- _EXERCISE DESCRIPTION_
Only lines with the string "Salpeter" matter here; gather them from the material below.

>> begin

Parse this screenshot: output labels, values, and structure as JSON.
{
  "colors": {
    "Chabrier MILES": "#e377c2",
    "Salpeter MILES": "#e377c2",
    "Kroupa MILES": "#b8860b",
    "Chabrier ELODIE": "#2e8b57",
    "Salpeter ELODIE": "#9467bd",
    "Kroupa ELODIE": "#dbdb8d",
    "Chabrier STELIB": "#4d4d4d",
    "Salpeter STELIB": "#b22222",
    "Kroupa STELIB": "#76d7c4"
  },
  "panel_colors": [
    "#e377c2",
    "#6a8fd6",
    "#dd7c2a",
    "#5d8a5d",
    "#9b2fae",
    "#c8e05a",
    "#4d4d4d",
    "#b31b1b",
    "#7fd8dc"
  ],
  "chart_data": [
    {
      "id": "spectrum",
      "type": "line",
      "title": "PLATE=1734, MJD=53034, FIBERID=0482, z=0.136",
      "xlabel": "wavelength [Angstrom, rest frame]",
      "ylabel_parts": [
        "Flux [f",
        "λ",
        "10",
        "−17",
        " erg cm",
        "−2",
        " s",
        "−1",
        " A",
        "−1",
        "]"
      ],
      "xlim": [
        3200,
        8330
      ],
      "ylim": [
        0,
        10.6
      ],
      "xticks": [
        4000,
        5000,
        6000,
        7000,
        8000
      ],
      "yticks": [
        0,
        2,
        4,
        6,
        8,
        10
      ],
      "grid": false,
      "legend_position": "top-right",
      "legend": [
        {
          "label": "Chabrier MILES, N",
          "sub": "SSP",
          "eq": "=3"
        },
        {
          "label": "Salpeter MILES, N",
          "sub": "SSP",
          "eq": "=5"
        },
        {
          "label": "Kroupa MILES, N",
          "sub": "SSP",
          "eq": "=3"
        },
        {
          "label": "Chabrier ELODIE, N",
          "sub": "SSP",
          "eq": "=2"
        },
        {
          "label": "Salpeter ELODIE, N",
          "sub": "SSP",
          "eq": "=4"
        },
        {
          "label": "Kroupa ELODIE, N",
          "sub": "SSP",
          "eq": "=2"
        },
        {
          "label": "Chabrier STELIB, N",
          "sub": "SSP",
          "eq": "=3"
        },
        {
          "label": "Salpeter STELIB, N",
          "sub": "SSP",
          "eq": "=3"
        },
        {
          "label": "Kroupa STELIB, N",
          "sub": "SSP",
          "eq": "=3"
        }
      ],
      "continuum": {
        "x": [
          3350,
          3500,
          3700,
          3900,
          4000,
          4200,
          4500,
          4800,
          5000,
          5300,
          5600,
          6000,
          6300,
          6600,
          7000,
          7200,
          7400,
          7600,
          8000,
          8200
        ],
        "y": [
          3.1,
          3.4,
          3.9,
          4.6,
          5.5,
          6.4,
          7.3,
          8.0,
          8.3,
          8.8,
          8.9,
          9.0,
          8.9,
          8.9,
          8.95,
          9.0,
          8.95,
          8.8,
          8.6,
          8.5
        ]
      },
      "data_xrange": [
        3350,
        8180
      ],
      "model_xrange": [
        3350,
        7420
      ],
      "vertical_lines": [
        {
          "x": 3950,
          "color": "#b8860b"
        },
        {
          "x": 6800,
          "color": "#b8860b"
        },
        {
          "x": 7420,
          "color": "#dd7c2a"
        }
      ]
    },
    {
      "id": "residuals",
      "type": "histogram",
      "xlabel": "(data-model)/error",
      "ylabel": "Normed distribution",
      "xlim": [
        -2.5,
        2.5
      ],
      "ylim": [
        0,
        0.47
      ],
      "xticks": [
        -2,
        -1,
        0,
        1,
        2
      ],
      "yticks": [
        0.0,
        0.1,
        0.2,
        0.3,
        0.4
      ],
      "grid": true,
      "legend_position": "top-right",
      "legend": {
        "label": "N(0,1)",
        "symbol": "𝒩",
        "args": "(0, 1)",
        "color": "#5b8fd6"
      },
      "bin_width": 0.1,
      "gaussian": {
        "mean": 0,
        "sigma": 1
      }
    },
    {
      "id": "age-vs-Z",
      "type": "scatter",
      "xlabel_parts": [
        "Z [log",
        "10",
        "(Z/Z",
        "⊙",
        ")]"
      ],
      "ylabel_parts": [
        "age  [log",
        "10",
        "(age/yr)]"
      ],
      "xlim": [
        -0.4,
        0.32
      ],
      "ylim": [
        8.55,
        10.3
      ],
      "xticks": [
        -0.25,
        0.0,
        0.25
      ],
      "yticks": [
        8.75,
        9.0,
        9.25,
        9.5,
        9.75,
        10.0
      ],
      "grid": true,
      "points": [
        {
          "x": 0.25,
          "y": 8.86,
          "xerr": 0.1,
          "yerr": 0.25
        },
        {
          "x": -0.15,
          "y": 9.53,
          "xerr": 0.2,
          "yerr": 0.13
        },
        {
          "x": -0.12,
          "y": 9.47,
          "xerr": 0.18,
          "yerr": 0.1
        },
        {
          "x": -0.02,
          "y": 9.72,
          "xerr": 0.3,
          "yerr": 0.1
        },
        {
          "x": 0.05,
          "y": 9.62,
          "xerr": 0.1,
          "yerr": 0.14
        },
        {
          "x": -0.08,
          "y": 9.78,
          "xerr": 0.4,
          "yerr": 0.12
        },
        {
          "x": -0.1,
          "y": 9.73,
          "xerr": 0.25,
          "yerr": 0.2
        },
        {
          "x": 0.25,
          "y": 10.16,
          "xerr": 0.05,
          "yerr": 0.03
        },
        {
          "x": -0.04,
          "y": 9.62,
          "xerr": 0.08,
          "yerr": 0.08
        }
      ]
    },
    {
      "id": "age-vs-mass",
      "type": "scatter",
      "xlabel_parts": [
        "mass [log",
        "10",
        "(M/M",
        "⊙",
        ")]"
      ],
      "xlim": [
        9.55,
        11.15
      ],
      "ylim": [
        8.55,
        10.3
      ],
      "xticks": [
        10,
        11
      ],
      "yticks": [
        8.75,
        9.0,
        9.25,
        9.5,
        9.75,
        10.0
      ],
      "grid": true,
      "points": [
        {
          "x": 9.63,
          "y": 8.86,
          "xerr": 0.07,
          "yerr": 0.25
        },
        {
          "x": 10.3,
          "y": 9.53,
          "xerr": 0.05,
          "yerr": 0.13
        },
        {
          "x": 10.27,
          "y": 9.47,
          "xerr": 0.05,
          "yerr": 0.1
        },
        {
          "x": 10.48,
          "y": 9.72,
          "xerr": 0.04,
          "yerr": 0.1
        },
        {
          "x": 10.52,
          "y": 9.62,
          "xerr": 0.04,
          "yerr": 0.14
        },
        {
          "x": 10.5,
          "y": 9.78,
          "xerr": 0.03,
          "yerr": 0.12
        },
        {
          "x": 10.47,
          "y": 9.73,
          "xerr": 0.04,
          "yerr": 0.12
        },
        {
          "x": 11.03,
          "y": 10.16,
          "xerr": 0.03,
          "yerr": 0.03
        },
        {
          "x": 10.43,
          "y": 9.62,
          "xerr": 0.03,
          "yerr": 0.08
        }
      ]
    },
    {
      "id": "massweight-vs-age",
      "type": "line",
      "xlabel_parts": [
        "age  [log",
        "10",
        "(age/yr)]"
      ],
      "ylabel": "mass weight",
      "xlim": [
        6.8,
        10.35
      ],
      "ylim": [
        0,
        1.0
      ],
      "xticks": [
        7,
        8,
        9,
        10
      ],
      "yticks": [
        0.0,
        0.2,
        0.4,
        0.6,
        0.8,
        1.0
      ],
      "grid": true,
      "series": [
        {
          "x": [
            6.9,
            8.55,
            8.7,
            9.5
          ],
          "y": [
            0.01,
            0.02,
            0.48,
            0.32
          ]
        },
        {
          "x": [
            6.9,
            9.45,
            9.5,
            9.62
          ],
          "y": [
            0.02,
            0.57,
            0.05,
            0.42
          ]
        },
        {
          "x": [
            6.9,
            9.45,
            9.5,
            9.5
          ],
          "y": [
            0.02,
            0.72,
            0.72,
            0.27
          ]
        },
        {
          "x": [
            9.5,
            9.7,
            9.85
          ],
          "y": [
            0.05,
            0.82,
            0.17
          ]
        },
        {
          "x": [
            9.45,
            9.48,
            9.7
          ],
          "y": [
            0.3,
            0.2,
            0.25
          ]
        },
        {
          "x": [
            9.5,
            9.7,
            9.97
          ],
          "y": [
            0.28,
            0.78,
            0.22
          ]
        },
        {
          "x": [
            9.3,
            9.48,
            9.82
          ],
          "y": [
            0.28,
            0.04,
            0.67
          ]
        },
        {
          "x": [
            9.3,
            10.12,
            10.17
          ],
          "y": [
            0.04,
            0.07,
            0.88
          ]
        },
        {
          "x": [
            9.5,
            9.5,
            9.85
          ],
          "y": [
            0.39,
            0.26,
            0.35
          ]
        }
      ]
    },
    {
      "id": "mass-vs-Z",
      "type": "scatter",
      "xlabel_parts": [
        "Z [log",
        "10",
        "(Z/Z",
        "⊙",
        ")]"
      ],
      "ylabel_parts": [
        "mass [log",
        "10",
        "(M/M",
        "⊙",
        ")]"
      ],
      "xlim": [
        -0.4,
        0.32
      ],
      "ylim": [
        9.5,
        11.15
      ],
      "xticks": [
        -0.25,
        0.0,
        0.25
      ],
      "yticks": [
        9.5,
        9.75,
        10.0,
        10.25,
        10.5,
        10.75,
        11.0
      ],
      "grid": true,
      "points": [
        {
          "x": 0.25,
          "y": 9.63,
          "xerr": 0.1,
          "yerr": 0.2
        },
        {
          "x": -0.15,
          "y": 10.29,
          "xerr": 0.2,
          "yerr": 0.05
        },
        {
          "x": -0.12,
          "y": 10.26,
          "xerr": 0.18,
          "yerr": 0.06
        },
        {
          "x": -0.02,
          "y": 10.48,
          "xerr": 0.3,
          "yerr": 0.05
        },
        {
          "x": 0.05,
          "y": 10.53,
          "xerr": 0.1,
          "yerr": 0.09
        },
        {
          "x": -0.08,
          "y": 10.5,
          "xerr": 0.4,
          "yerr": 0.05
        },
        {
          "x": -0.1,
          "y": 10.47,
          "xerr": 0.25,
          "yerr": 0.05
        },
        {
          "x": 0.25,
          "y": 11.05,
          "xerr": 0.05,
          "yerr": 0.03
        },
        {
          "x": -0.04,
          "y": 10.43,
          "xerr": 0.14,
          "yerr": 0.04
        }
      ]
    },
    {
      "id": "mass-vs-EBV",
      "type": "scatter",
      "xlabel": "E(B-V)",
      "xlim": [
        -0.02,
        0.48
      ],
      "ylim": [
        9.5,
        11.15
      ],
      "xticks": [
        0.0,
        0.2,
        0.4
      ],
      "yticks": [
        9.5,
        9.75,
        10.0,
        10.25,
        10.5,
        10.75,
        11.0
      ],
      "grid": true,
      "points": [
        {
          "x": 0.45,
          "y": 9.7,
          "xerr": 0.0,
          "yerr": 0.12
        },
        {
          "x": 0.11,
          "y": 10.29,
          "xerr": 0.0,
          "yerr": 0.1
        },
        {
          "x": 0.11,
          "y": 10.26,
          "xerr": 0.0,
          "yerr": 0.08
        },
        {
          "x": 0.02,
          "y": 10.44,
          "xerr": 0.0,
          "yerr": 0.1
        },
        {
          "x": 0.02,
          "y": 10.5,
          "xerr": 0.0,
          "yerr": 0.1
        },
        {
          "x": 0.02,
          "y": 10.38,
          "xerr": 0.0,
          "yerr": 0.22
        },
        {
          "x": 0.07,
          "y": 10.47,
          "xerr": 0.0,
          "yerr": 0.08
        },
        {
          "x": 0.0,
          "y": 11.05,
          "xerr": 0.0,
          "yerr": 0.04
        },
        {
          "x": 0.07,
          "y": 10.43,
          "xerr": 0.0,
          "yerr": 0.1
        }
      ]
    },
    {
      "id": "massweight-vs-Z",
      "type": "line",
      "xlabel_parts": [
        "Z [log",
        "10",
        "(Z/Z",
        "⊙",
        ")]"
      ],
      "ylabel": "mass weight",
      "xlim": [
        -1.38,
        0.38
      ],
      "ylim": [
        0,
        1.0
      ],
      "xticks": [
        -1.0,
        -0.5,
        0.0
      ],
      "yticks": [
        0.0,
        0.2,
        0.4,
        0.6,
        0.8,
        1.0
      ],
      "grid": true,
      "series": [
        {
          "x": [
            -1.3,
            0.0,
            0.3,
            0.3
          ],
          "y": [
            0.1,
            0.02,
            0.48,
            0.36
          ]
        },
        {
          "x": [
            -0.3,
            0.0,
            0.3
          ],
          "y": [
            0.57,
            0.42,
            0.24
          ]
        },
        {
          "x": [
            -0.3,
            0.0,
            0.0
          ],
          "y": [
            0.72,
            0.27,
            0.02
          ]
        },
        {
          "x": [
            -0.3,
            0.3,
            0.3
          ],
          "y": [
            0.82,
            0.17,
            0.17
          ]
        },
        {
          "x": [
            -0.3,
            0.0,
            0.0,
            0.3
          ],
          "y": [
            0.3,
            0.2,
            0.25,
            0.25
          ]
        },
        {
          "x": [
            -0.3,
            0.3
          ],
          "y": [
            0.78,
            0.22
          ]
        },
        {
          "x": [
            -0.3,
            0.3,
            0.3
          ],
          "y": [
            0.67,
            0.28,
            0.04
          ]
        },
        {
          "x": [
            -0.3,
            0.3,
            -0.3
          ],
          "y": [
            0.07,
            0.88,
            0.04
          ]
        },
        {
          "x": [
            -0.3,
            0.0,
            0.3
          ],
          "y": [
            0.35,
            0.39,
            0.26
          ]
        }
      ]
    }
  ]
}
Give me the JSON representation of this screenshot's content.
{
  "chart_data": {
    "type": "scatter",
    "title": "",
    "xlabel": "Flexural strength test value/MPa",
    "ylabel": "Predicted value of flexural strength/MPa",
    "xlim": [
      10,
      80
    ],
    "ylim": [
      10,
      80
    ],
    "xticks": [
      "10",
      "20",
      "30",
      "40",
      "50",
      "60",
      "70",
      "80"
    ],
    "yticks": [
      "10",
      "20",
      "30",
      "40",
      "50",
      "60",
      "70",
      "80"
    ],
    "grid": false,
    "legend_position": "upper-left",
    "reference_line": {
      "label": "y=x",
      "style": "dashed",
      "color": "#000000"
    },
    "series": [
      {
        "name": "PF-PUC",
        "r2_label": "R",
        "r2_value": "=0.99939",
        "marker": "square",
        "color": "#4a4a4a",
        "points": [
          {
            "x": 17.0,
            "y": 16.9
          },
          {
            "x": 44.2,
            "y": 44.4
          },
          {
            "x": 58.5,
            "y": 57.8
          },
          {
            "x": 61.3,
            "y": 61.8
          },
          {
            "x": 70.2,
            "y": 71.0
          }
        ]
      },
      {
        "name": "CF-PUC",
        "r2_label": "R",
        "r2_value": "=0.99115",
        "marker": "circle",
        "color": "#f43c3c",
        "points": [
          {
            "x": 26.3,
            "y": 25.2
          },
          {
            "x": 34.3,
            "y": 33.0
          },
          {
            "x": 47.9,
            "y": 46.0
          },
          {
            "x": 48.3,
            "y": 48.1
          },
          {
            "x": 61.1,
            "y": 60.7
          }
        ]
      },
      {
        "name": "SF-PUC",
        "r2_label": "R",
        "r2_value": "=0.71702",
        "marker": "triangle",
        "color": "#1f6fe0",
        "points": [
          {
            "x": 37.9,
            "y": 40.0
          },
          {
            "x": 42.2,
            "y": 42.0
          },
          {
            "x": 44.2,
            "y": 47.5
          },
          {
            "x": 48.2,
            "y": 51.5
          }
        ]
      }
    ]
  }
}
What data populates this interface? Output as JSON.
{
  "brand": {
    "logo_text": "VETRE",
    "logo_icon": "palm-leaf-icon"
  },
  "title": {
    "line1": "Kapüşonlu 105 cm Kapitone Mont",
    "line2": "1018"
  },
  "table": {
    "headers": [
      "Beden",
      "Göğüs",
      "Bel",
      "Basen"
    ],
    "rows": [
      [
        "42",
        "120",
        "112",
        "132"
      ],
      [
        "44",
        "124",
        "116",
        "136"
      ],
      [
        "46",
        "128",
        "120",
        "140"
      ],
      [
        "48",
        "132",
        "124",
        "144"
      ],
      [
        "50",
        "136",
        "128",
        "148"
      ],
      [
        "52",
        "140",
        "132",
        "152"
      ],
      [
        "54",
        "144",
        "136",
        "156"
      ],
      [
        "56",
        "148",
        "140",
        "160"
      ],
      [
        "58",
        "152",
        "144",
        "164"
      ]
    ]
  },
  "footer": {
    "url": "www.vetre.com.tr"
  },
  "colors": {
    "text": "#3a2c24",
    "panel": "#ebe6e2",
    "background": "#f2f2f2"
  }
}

>> end

- _EXERCISE ANSWER_
    "Salpeter MILES": "#e377c2",
    "Salpeter ELODIE": "#9467bd",
    "Salpeter STELIB": "#b22222",
          "label": "Salpeter MILES, N",
          "label": "Salpeter ELODIE, N",
          "label": "Salpeter STELIB, N",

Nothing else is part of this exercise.